WHAT YOU ARE ASKED TO DO
Across the entries below, count the lines in which the word "Home" occurs. Reply with the count alone.

DATA RECORDS
·····
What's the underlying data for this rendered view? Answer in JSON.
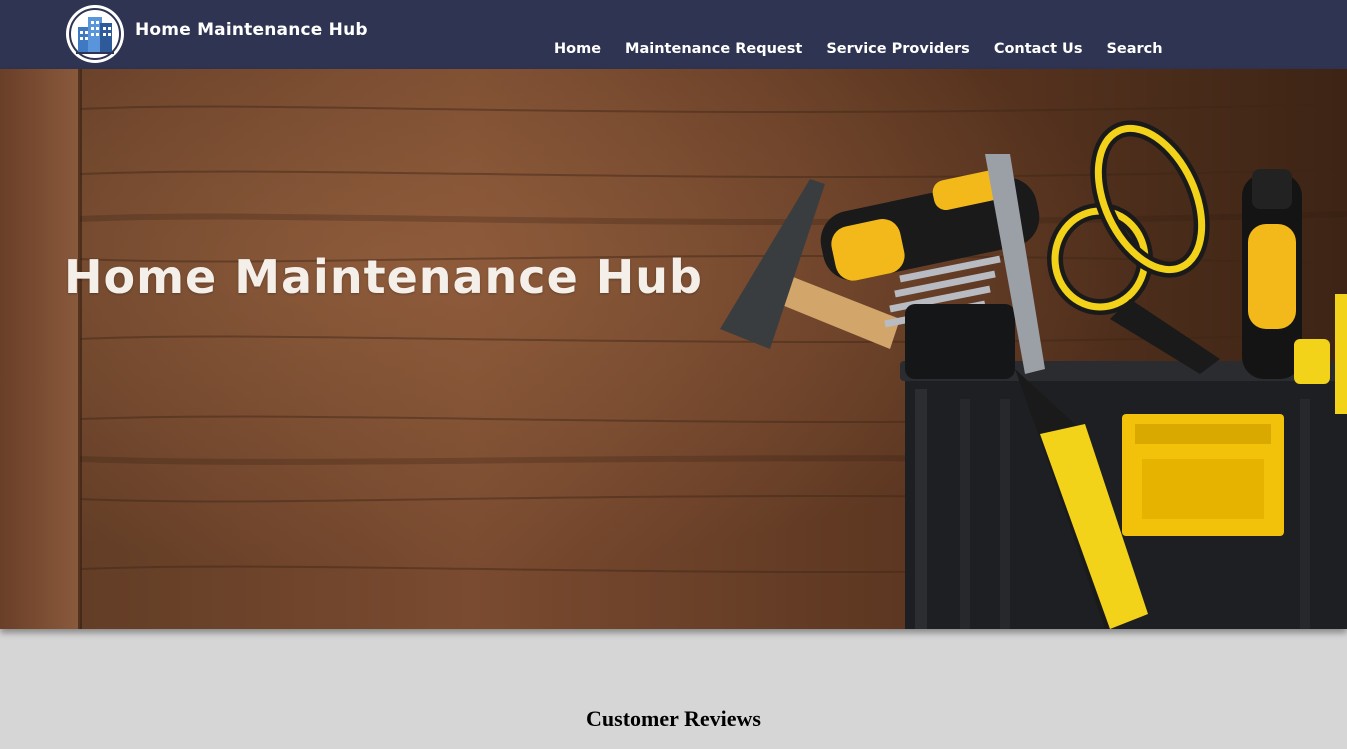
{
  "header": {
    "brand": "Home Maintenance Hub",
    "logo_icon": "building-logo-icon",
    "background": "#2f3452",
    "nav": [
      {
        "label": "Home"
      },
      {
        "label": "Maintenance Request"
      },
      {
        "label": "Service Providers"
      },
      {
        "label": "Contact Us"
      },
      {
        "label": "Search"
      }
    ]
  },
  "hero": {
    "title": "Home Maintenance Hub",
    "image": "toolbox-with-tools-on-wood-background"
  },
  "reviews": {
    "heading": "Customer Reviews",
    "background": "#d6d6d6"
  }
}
·····
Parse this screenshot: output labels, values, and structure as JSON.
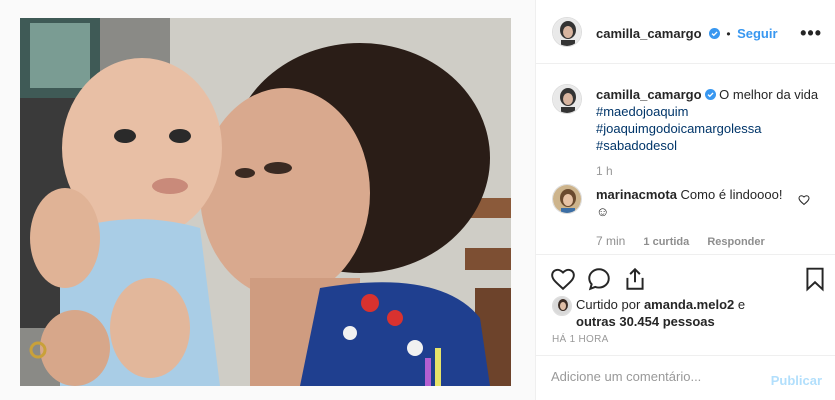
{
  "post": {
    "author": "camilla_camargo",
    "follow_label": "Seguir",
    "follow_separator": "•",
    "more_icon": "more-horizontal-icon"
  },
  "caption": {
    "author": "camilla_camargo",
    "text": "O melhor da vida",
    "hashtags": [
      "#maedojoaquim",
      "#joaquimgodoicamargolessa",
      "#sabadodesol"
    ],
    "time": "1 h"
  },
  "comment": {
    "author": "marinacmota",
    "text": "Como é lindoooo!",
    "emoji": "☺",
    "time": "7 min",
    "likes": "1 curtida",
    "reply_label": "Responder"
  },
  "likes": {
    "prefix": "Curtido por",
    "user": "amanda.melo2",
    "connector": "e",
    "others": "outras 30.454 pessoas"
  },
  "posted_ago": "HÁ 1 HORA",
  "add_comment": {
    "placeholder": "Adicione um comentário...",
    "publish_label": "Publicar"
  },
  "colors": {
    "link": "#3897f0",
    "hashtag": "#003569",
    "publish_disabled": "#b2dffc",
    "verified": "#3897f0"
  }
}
·····
EXERCISE ANSWER
3